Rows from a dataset
%%
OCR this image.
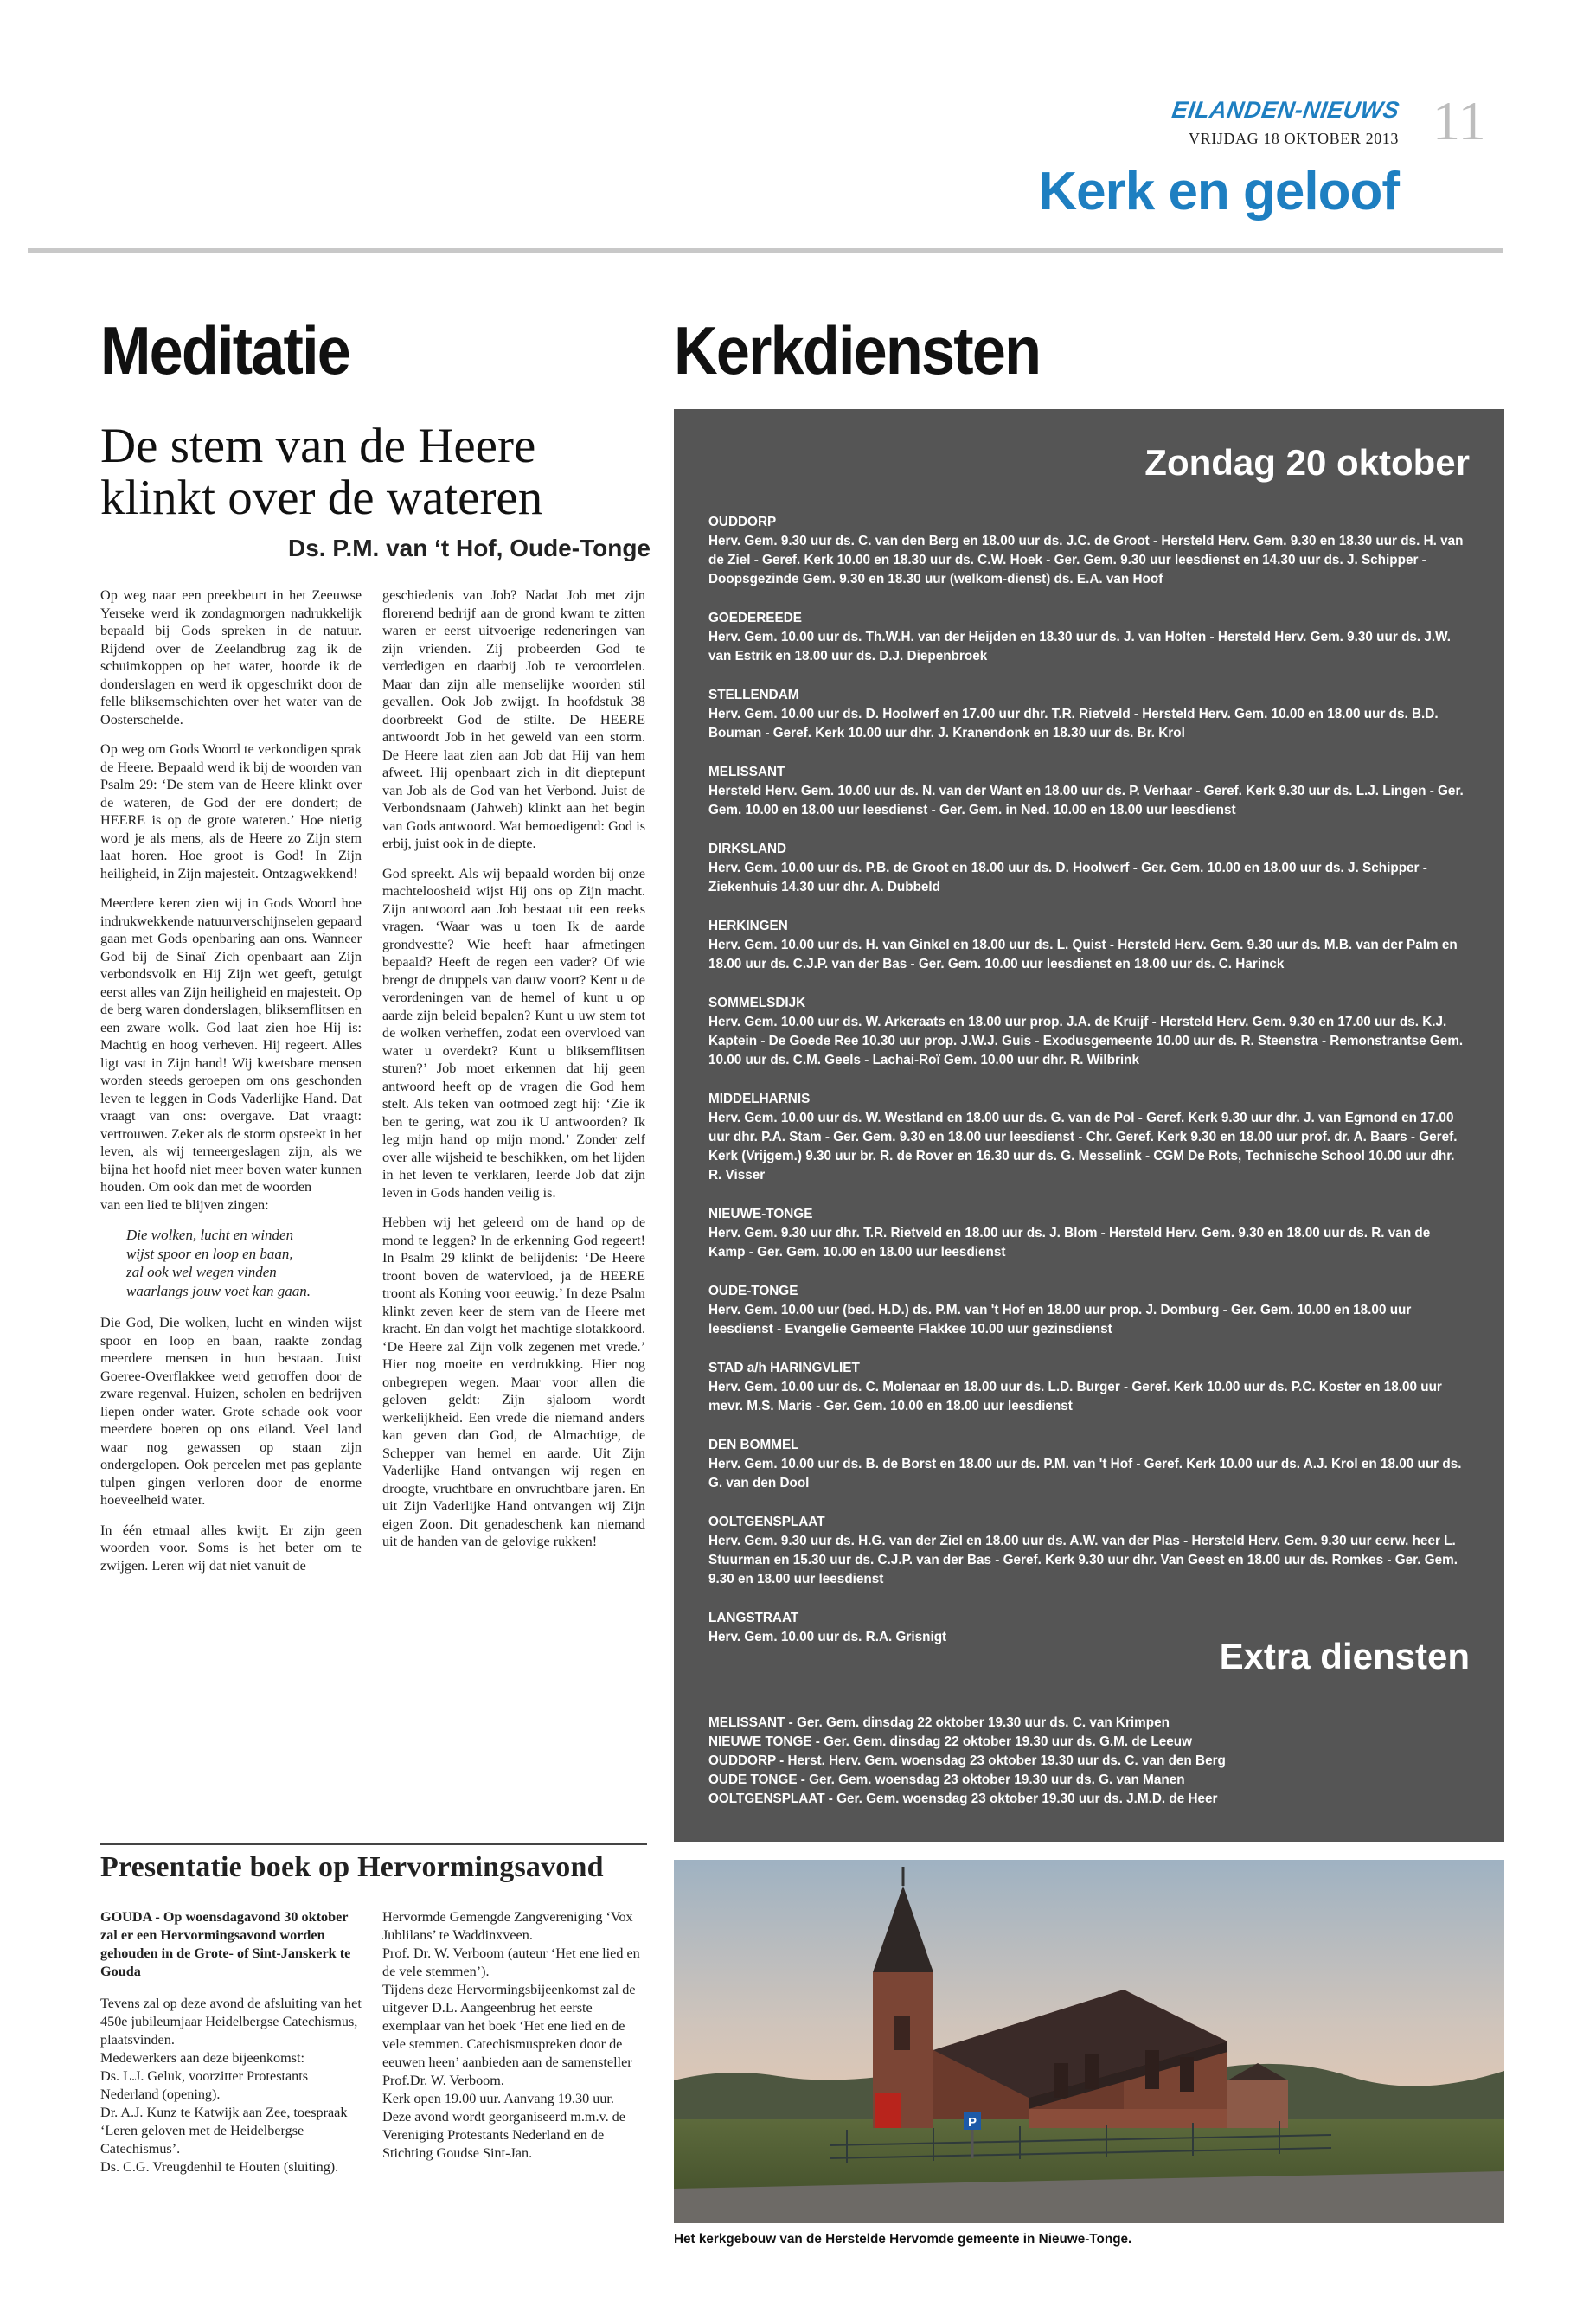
EILANDEN-NIEUWS
VRIJDAG 18 OKTOBER 2013 11
Kerk en geloof
Meditatie
De stem van de Heere klinkt over de wateren
Ds. P.M. van ‘t Hof, Oude-Tonge

Op weg naar een preekbeurt in het Zeeuwse Yerseke werd ik zondagmorgen nadrukkelijk bepaald bij Gods spreken in de natuur. Rijdend over de Zeelandbrug zag ik de schuimkoppen op het water, hoorde ik de donderslagen en werd ik opgeschrikt door de felle bliksemschichten over het water van de Oosterschelde.

Op weg om Gods Woord te verkondigen sprak de Heere. Bepaald werd ik bij de woorden van Psalm 29: ‘De stem van de Heere klinkt over de wateren, de God der ere dondert; de HEERE is op de grote wateren.’ Hoe nietig word je als mens, als de Heere zo Zijn stem laat horen. Hoe groot is God! In Zijn heiligheid, in Zijn majesteit. Ontzagwekkend!

Meerdere keren zien wij in Gods Woord hoe indrukwekkende natuurverschijnselen gepaard gaan met Gods openbaring aan ons. Wanneer God bij de Sinaï Zich openbaart aan Zijn verbondsvolk en Hij Zijn wet geeft, getuigt eerst alles van Zijn heiligheid en majesteit. Op de berg waren donderslagen, bliksemflitsen en een zware wolk. God laat zien hoe Hij is: Machtig en hoog verheven. Hij regeert. Alles ligt vast in Zijn hand! Wij kwetsbare mensen worden steeds geroepen om ons geschonden leven te leggen in Gods Vaderlijke Hand. Dat vraagt van ons: overgave. Dat vraagt: vertrouwen. Zeker als de storm opsteekt in het leven, als wij terneergeslagen zijn, als we bijna het hoofd niet meer boven water kunnen houden. Om ook dan met de woorden

van een lied te blijven zingen:

Die wolken, lucht en winden
wijst spoor en loop en baan,
zal ook wel wegen vinden
waarlangs jouw voet kan gaan.

Die God, Die wolken, lucht en winden wijst spoor en loop en baan, raakte zondag meerdere mensen in hun bestaan. Juist Goeree-Overflakkee werd getroffen door de zware regenval. Huizen, scholen en bedrijven liepen onder water. Grote schade ook voor meerdere boeren op ons eiland. Veel land waar nog gewassen op staan zijn ondergelopen. Ook percelen met pas geplante tulpen gingen verloren door de enorme hoeveelheid water.

In één etmaal alles kwijt. Er zijn geen woorden voor. Soms is het beter om te zwijgen. Leren wij dat niet vanuit de

geschiedenis van Job? Nadat Job met zijn florerend bedrijf aan de grond kwam te zitten waren er eerst uitvoerige redeneringen van zijn vrienden. Zij probeerden God te verdedigen en daarbij Job te veroordelen. Maar dan zijn alle menselijke woorden stil gevallen. Ook Job zwijgt. In hoofdstuk 38 doorbreekt God de stilte. De HEERE antwoordt Job in het geweld van een storm. De Heere laat zien aan Job dat Hij van hem afweet. Hij openbaart zich in dit dieptepunt van Job als de God van het Verbond. Juist de Verbondsnaam (Jahweh) klinkt aan het begin van Gods antwoord. Wat bemoedigend: God is erbij, juist ook in de diepte.

God spreekt. Als wij bepaald worden bij onze machteloosheid wijst Hij ons op Zijn macht. Zijn antwoord aan Job bestaat uit een reeks vragen. ‘Waar was u toen Ik de aarde grondvestte? Wie heeft haar afmetingen bepaald? Heeft de regen een vader? Of wie brengt de druppels van dauw voort? Kent u de verordeningen van de hemel of kunt u op aarde zijn beleid bepalen? Kunt u uw stem tot de wolken verheffen, zodat een overvloed van water u overdekt? Kunt u bliksemflitsen sturen?’ Job moet erkennen dat hij geen antwoord heeft op de vragen die God hem stelt. Als teken van ootmoed zegt hij: ‘Zie ik ben te gering, wat zou ik U antwoorden? Ik leg mijn hand op mijn mond.’ Zonder zelf over alle wijsheid te beschikken, om het lijden in het leven te verklaren, leerde Job dat zijn leven in Gods handen veilig is.

Hebben wij het geleerd om de hand op de mond te leggen? In de erkenning God regeert! In Psalm 29 klinkt de belijdenis: ‘De Heere troont boven de watervloed, ja de HEERE troont als Koning voor eeuwig.’ In deze Psalm klinkt zeven keer de stem van de Heere met kracht. En dan volgt het machtige slotakkoord. ‘De Heere zal Zijn volk zegenen met vrede.’ Hier nog moeite en verdrukking. Hier nog onbegrepen wegen. Maar voor allen die geloven geldt: Zijn sjaloom wordt werkelijkheid. Een vrede die niemand anders kan geven dan God, de Almachtige, de Schepper van hemel en aarde. Uit Zijn Vaderlijke Hand ontvangen wij regen en droogte, vruchtbare en onvruchtbare jaren. En uit Zijn Vaderlijke Hand ontvangen wij Zijn eigen Zoon. Dit genadeschenk kan niemand uit de handen van de gelovige rukken!

Kerkdiensten
Zondag 20 oktober
OUDDORP
Herv. Gem. 9.30 uur ds. C. van den Berg en 18.00 uur ds. J.C. de Groot - Hersteld Herv. Gem. 9.30 en 18.30 uur ds. H. van de Ziel - Geref. Kerk 10.00 en 18.30 uur ds. C.W. Hoek - Ger. Gem. 9.30 uur leesdienst en 14.30 uur ds. J. Schipper - Doopsgezinde Gem. 9.30 en 18.30 uur (welkom-dienst) ds. E.A. van Hoof
GOEDEREEDE
Herv. Gem. 10.00 uur ds. Th.W.H. van der Heijden en 18.30 uur ds. J. van Holten - Hersteld Herv. Gem. 9.30 uur ds. J.W. van Estrik en 18.00 uur ds. D.J. Diepenbroek
STELLENDAM
Herv. Gem. 10.00 uur ds. D. Hoolwerf en 17.00 uur dhr. T.R. Rietveld - Hersteld Herv. Gem. 10.00 en 18.00 uur ds. B.D. Bouman - Geref. Kerk 10.00 uur dhr. J. Kranendonk en 18.30 uur ds. Br. Krol
MELISSANT
Hersteld Herv. Gem. 10.00 uur ds. N. van der Want en 18.00 uur ds. P. Verhaar - Geref. Kerk 9.30 uur ds. L.J. Lingen - Ger. Gem. 10.00 en 18.00 uur leesdienst - Ger. Gem. in Ned. 10.00 en 18.00 uur leesdienst
DIRKSLAND
Herv. Gem. 10.00 uur ds. P.B. de Groot en 18.00 uur ds. D. Hoolwerf - Ger. Gem. 10.00 en 18.00 uur ds. J. Schipper - Ziekenhuis 14.30 uur dhr. A. Dubbeld
HERKINGEN
Herv. Gem. 10.00 uur ds. H. van Ginkel en 18.00 uur ds. L. Quist - Hersteld Herv. Gem. 9.30 uur ds. M.B. van der Palm en 18.00 uur ds. C.J.P. van der Bas - Ger. Gem. 10.00 uur leesdienst en 18.00 uur ds. C. Harinck
SOMMELSDIJK
Herv. Gem. 10.00 uur ds. W. Arkeraats en 18.00 uur prop. J.A. de Kruijf - Hersteld Herv. Gem. 9.30 en 17.00 uur ds. K.J. Kaptein - De Goede Ree 10.30 uur prop. J.W.J. Guis - Exodusgemeente 10.00 uur ds. R. Steenstra - Remonstrantse Gem. 10.00 uur ds. C.M. Geels - Lachai-Roï Gem. 10.00 uur dhr. R. Wilbrink
MIDDELHARNIS
Herv. Gem. 10.00 uur ds. W. Westland en 18.00 uur ds. G. van de Pol - Geref. Kerk 9.30 uur dhr. J. van Egmond en 17.00 uur dhr. P.A. Stam - Ger. Gem. 9.30 en 18.00 uur leesdienst - Chr. Geref. Kerk 9.30 en 18.00 uur prof. dr. A. Baars - Geref. Kerk (Vrijgem.) 9.30 uur br. R. de Rover en 16.30 uur ds. G. Messelink - CGM De Rots, Technische School 10.00 uur dhr. R. Visser
NIEUWE-TONGE
Herv. Gem. 9.30 uur dhr. T.R. Rietveld en 18.00 uur ds. J. Blom - Hersteld Herv. Gem. 9.30 en 18.00 uur ds. R. van de Kamp - Ger. Gem. 10.00 en 18.00 uur leesdienst
OUDE-TONGE
Herv. Gem. 10.00 uur (bed. H.D.) ds. P.M. van 't Hof en 18.00 uur prop. J. Domburg - Ger. Gem. 10.00 en 18.00 uur leesdienst - Evangelie Gemeente Flakkee 10.00 uur gezinsdienst
STAD a/h HARINGVLIET
Herv. Gem. 10.00 uur ds. C. Molenaar en 18.00 uur ds. L.D. Burger - Geref. Kerk 10.00 uur ds. P.C. Koster en 18.00 uur mevr. M.S. Maris - Ger. Gem. 10.00 en 18.00 uur leesdienst
DEN BOMMEL
Herv. Gem. 10.00 uur ds. B. de Borst en 18.00 uur ds. P.M. van 't Hof - Geref. Kerk 10.00 uur ds. A.J. Krol en 18.00 uur ds. G. van den Dool
OOLTGENSPLAAT
Herv. Gem. 9.30 uur ds. H.G. van der Ziel en 18.00 uur ds. A.W. van der Plas - Hersteld Herv. Gem. 9.30 uur eerw. heer L. Stuurman en 15.30 uur ds. C.J.P. van der Bas - Geref. Kerk 9.30 uur dhr. Van Geest en 18.00 uur ds. Romkes - Ger. Gem. 9.30 en 18.00 uur leesdienst
LANGSTRAAT
Herv. Gem. 10.00 uur ds. R.A. Grisnigt	Extra diensten
MELISSANT - Ger. Gem. dinsdag 22 oktober 19.30 uur ds. C. van Krimpen
NIEUWE TONGE - Ger. Gem. dinsdag 22 oktober 19.30 uur ds. G.M. de Leeuw
OUDDORP - Herst. Herv. Gem. woensdag 23 oktober 19.30 uur ds. C. van den Berg
OUDE TONGE - Ger. Gem. woensdag 23 oktober 19.30 uur ds. G. van Manen
OOLTGENSPLAAT - Ger. Gem. woensdag 23 oktober 19.30 uur ds. J.M.D. de Heer
Presentatie boek op Hervormingsavond

GOUDA - Op woensdagavond 30 oktober zal er een Hervormingsavond worden gehouden in de Grote- of Sint-Janskerk te Gouda

Tevens zal op deze avond de afsluiting van het 450e jubileumjaar Heidelbergse Catechismus, plaatsvinden.
Medewerkers aan deze bijeenkomst:
Ds. L.J. Geluk, voorzitter Protestants Nederland (opening).
Dr. A.J. Kunz te Katwijk aan Zee, toespraak ‘Leren geloven met de Heidelbergse Catechismus’.
Ds. C.G. Vreugdenhil te Houten (sluiting).
Hervormde Gemengde Zangvereniging ‘Vox Jublilans’ te Waddinxveen.
Prof. Dr. W. Verboom (auteur ‘Het ene lied en de vele stemmen’).
Tijdens deze Hervormingsbijeenkomst zal de uitgever D.L. Aangeenbrug het eerste exemplaar van het boek ‘Het ene lied en de vele stemmen. Catechismuspreken door de eeuwen heen’ aanbieden aan de samensteller Prof.Dr. W. Verboom.
Kerk open 19.00 uur. Aanvang 19.30 uur.
Deze avond wordt georganiseerd m.m.v. de Vereniging Protestants Nederland en de Stichting Goudse Sint-Jan.
P
Het kerkgebouw van de Herstelde Hervomde gemeente in Nieuwe-Tonge.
%%
- GIVEN PROBLEM:
Going through the lines above one by one, tally those with the word "Hervormingsavond" and give only the total.

- OUTPUT FOR THIS TASK:
2